** START QUOTED TEXT **

January 25, 2009

Apache speed and reverse proxies

In our environment we use Apache everywhere. It's PHP integration has so far proven superiour. Now we're dealing with higher loads and we've hit some limitations.

One of the problems we had, is Apache's heaviness. Our apache2 worker processes eat up around 20 Megabytes of memory, and with 3 GB of memory will bring us up to a setting of around 150 MaxClients. Rasmus seems to think that's a pretty high setting, but based off the easy calculation (memory available for apache / size of an apache process) it works out for us.

Effectively this means we can serve approximately this much parallel request on this machine. It is therefore in our greatest benefit to get every response out as quickly as possible, increasing the amount of requests we can handle per second.

Going beyond this 150 number could cause Linux to start using swap. This is bad, because it will add latency to the response, which in turn will result connections staying open longer.

Since we're sending everything over the web, there is a standard latency. Information traveling to the other side of the globe will at least take 67ms because we're restricted to the speed of light. This doesn't even take non-direct routes nor other hardware latency into account. According to Till this all adds up to the time a single Apache process takes up before working on the next request.

The reverse proxy

There are a couple of webservers which seem to be optimized for serving lots of clients. Lighttpd got a lot of traction earlier, but the project seems to have slowed down a lot as the much anticipated 1.5 release has been under development for almost 2 years. nginx seems have taken it's place in terms of disruptiveness. These servers are much more lightweight, and are supposed to be faster in delivery of static files.

Much like Till, we've had issues hooking PHP directly into these servers. Till suggests the solution of actually placing nginx in front of Apache (on the same machine) as a reverse proxy. Nginx takes care of serving static files and proxies any PHP request to Apache. The concept is that Apache can push out the response as quickly as possible, and while Nginx is working on delivering it to the (slow) client Apache can take on other work.

The thing that bothers me with this setup, is that the need for 2 webserver products to achieve a single task. This implies that neither of them is adequate on it's own to do the job.

On the other hand, this type of setup is also what a lot of people seem to be doing by placing Squid in front of their webservers, although that tends to happen on separate hardware.

HTTP/1.1 100 Continue

All of a sudden we noticed a problem we saw earlier with Lighttpd (Bug #1017) was also an issue in nginx (couldn't find bug or bug tracker at all). Neither of them seems to support the Expect: 100-continue header. While no browser actually sends these headers, we have webservices running which are directly accessed by other types of HTTP clients. Losing support for this HTTP functionality would instantly break their applications, which is unacceptable.

** END QUOTED TEXT **

TASK LIST ▸
1. Transcribe the post on Apache and reverse proxies, starting with "In our environment" and going on through "hit some limitations.".
2. In the post on Apache and reverse proxies, roughly how much memory does each apache2 worker process consume?
3. Take the post on Apache and reverse proxies further, picking up after its final sentence.

** START RECORDED DATA **

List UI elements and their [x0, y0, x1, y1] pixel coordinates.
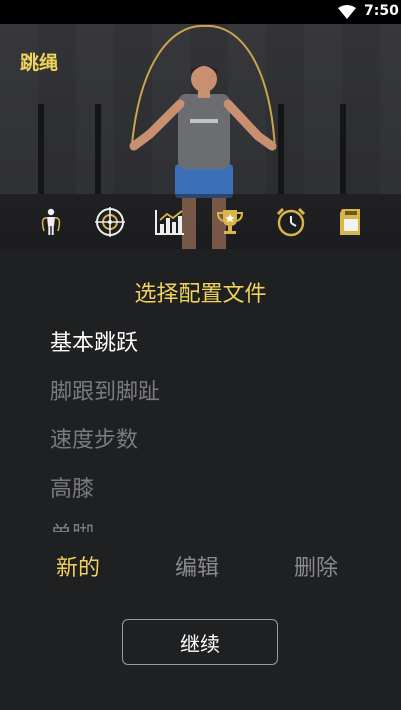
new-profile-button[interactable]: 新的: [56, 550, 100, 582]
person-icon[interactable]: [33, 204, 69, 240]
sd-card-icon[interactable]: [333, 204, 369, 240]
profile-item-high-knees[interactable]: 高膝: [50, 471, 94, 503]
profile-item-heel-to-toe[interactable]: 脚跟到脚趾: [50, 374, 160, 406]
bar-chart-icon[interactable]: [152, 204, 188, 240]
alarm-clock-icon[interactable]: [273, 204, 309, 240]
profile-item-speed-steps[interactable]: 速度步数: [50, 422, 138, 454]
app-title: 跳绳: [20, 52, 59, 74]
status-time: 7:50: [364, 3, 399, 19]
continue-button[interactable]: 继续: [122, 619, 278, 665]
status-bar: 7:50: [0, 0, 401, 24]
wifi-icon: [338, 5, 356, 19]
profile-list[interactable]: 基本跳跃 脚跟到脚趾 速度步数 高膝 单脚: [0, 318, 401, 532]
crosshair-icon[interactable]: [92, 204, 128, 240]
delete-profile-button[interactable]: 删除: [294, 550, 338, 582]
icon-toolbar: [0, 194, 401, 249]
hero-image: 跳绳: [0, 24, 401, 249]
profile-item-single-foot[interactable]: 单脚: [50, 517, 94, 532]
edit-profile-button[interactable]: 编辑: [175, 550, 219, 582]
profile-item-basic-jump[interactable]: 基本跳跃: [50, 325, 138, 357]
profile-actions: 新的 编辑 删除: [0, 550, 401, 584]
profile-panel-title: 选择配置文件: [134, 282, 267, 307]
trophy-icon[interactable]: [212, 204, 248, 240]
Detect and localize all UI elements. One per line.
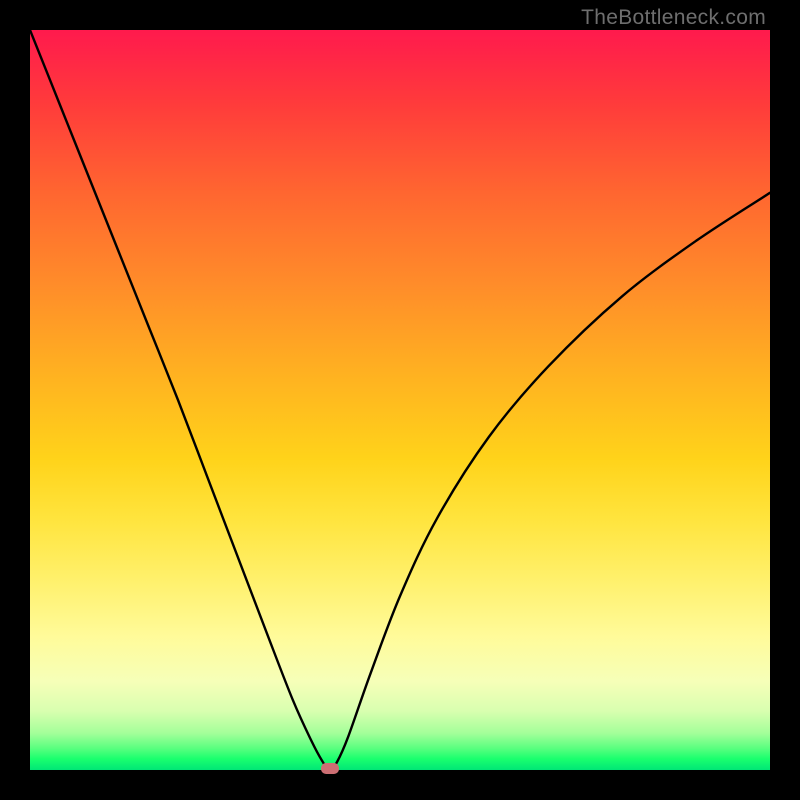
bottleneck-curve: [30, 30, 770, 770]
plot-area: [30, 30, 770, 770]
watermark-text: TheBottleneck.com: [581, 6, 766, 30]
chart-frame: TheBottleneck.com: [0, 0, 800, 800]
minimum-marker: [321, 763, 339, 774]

** END RECORDED DATA **

THE REPLIES ▸
1.
In our environment we use Apache everywhere. It's PHP integration has so far proven superiour. Now we're dealing with higher loads and we've hit some limitations.

2. Around 20 megabytes.

3.
So now we're actually looking at Squid for performing that task. Squid is powerful and well tested. We're going to start load testing this reasonably soon, and I have no problems reporting back here if people are interested in numbers. I'm wondering if there's other people who have tried a similar setup or if there's better ways to approach this problem.

Web mentions

Comments

guest • Jan 25, 2009
nginx supports Expect: continue in 0.7.x branch

also did you try php-fpm ?
daaku • Jan 25, 2009
I started looking for Squid with Apache/PHP in the back info and got here - would be interesting to see what you see performance wise. Is this a highly dynamic site?
patrick • Jan 25, 2009
Did you have a look at varnish yet (http://varnish.projects.linpro.no/)? Its a state of the art HTTP accelerator and much superior to squid. Its performance is just outstanding. We just did some tests on a eZ publish (http://ez.no) installation and while the basic (not optimized) apache setup served about 15 requests/second the varnish/apache setup was able to deliver 2500 requests (the network card was the bottleneck than). Of course configuration of varnish can be a bit tricky for more complex applications, but should be definitly worth having a look at it..
till • Jan 25, 2009
Squid is a heavy weight compared to nginx. There's gotta be a reason though why so many people rely on it. ;-) E.g. wikipedia use a lot of Squid.

I'm curious...

a) Have you explored php-cgi (with nginx)?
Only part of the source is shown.